Exercise goal: Copy out the entries below precisely; nothing is to be omitted.

────────────────────────────────────────

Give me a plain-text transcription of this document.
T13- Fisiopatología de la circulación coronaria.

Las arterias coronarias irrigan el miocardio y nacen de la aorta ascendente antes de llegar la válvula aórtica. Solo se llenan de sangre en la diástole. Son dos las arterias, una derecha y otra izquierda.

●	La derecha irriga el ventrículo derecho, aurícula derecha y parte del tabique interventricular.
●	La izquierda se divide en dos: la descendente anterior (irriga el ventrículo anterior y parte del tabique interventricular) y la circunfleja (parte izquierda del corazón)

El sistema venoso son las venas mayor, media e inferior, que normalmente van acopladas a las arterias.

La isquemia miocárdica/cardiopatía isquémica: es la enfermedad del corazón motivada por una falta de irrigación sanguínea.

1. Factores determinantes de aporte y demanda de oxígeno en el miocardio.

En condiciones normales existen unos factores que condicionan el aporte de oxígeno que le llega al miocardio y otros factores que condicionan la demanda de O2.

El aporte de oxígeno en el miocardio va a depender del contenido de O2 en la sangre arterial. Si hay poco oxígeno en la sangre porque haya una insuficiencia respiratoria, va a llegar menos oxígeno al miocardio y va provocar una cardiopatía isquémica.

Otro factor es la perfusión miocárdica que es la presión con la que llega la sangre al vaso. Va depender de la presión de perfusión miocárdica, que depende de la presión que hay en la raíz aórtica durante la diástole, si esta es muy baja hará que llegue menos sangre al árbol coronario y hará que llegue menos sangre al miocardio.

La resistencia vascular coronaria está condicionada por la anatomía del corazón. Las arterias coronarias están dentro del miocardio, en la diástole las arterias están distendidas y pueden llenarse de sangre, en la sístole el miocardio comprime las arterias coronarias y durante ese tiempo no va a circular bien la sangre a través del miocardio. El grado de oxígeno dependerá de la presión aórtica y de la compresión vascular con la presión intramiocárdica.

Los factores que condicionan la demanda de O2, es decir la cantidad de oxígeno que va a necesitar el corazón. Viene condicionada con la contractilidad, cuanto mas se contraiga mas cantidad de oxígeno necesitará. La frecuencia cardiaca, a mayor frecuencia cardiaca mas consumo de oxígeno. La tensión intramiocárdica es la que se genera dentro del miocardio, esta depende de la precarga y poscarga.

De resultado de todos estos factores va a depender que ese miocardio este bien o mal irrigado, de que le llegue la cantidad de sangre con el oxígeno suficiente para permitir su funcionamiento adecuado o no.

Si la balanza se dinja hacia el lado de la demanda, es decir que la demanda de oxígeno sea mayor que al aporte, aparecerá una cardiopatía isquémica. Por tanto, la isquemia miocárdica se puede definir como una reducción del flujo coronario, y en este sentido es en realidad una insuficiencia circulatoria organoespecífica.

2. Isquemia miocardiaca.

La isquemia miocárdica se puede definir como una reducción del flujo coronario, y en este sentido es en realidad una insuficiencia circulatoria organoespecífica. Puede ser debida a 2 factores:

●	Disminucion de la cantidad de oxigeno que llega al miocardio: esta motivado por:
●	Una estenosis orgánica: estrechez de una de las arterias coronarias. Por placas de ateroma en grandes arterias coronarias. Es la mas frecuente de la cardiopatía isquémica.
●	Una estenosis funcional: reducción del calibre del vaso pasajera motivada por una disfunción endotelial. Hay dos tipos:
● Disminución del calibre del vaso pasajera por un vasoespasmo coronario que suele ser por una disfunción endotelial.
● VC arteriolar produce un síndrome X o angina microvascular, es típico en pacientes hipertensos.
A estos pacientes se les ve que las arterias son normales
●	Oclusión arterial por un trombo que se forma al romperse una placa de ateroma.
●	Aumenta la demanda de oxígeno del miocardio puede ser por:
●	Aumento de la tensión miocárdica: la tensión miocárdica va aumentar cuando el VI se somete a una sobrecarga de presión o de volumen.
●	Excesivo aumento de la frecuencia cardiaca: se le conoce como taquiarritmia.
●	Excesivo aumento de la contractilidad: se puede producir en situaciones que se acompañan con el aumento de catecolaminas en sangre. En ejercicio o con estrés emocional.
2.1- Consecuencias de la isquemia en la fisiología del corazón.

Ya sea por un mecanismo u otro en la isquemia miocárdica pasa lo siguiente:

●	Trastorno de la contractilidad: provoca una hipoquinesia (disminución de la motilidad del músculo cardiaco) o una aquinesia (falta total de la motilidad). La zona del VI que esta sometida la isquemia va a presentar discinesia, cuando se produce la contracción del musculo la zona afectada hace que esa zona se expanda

────────────────────────────────────────

Solution below:
Give me a plain-text transcription of this document.
T13- Fisiopatología de la circulación coronaria.

Las arterias coronarias irrigan el miocardio y nacen de la aorta ascendente antes de llegar la válvula aórtica. Solo se llenan de sangre en la diástole. Son dos las arterias, una derecha y otra izquierda.

●	La derecha irriga el ventrículo derecho, aurícula derecha y parte del tabique interventricular.
●	La izquierda se divide en dos: la descendente anterior (irriga el ventrículo anterior y parte del tabique interventricular) y la circunfleja (parte izquierda del corazón)

El sistema venoso son las venas mayor, media e inferior, que normalmente van acopladas a las arterias.

La isquemia miocárdica/cardiopatía isquémica: es la enfermedad del corazón motivada por una falta de irrigación sanguínea.

1. Factores determinantes de aporte y demanda de oxígeno en el miocardio.

En condiciones normales existen unos factores que condicionan el aporte de oxígeno que le llega al miocardio y otros factores que condicionan la demanda de O2.

El aporte de oxígeno en el miocardio va a depender del contenido de O2 en la sangre arterial. Si hay poco oxígeno en la sangre porque haya una insuficiencia respiratoria, va a llegar menos oxígeno al miocardio y va provocar una cardiopatía isquémica.

Otro factor es la perfusión miocárdica que es la presión con la que llega la sangre al vaso. Va depender de la presión de perfusión miocárdica, que depende de la presión que hay en la raíz aórtica durante la diástole, si esta es muy baja hará que llegue menos sangre al árbol coronario y hará que llegue menos sangre al miocardio.

La resistencia vascular coronaria está condicionada por la anatomía del corazón. Las arterias coronarias están dentro del miocardio, en la diástole las arterias están distendidas y pueden llenarse de sangre, en la sístole el miocardio comprime las arterias coronarias y durante ese tiempo no va a circular bien la sangre a través del miocardio. El grado de oxígeno dependerá de la presión aórtica y de la compresión vascular con la presión intramiocárdica.

Los factores que condicionan la demanda de O2, es decir la cantidad de oxígeno que va a necesitar el corazón. Viene condicionada con la contractilidad, cuanto mas se contraiga mas cantidad de oxígeno necesitará. La frecuencia cardiaca, a mayor frecuencia cardiaca mas consumo de oxígeno. La tensión intramiocárdica es la que se genera dentro del miocardio, esta depende de la precarga y poscarga.

De resultado de todos estos factores va a depender que ese miocardio este bien o mal irrigado, de que le llegue la cantidad de sangre con el oxígeno suficiente para permitir su funcionamiento adecuado o no.

Si la balanza se dinja hacia el lado de la demanda, es decir que la demanda de oxígeno sea mayor que al aporte, aparecerá una cardiopatía isquémica. Por tanto, la isquemia miocárdica se puede definir como una reducción del flujo coronario, y en este sentido es en realidad una insuficiencia circulatoria organoespecífica.

2. Isquemia miocardiaca.

La isquemia miocárdica se puede definir como una reducción del flujo coronario, y en este sentido es en realidad una insuficiencia circulatoria organoespecífica. Puede ser debida a 2 factores:

●	Disminucion de la cantidad de oxigeno que llega al miocardio: esta motivado por:
●	Una estenosis orgánica: estrechez de una de las arterias coronarias. Por placas de ateroma en grandes arterias coronarias. Es la mas frecuente de la cardiopatía isquémica.
●	Una estenosis funcional: reducción del calibre del vaso pasajera motivada por una disfunción endotelial. Hay dos tipos:
● Disminución del calibre del vaso pasajera por un vasoespasmo coronario que suele ser por una disfunción endotelial.
● VC arteriolar produce un síndrome X o angina microvascular, es típico en pacientes hipertensos.
A estos pacientes se les ve que las arterias son normales
●	Oclusión arterial por un trombo que se forma al romperse una placa de ateroma.
●	Aumenta la demanda de oxígeno del miocardio puede ser por:
●	Aumento de la tensión miocárdica: la tensión miocárdica va aumentar cuando el VI se somete a una sobrecarga de presión o de volumen.
●	Excesivo aumento de la frecuencia cardiaca: se le conoce como taquiarritmia.
●	Excesivo aumento de la contractilidad: se puede producir en situaciones que se acompañan con el aumento de catecolaminas en sangre. En ejercicio o con estrés emocional.
2.1- Consecuencias de la isquemia en la fisiología del corazón.

Ya sea por un mecanismo u otro en la isquemia miocárdica pasa lo siguiente:

●	Trastorno de la contractilidad: provoca una hipoquinesia (disminución de la motilidad del músculo cardiaco) o una aquinesia (falta total de la motilidad). La zona del VI que esta sometida la isquemia va a presentar discinesia, cuando se produce la contracción del musculo la zona afectada hace que esa zona se expanda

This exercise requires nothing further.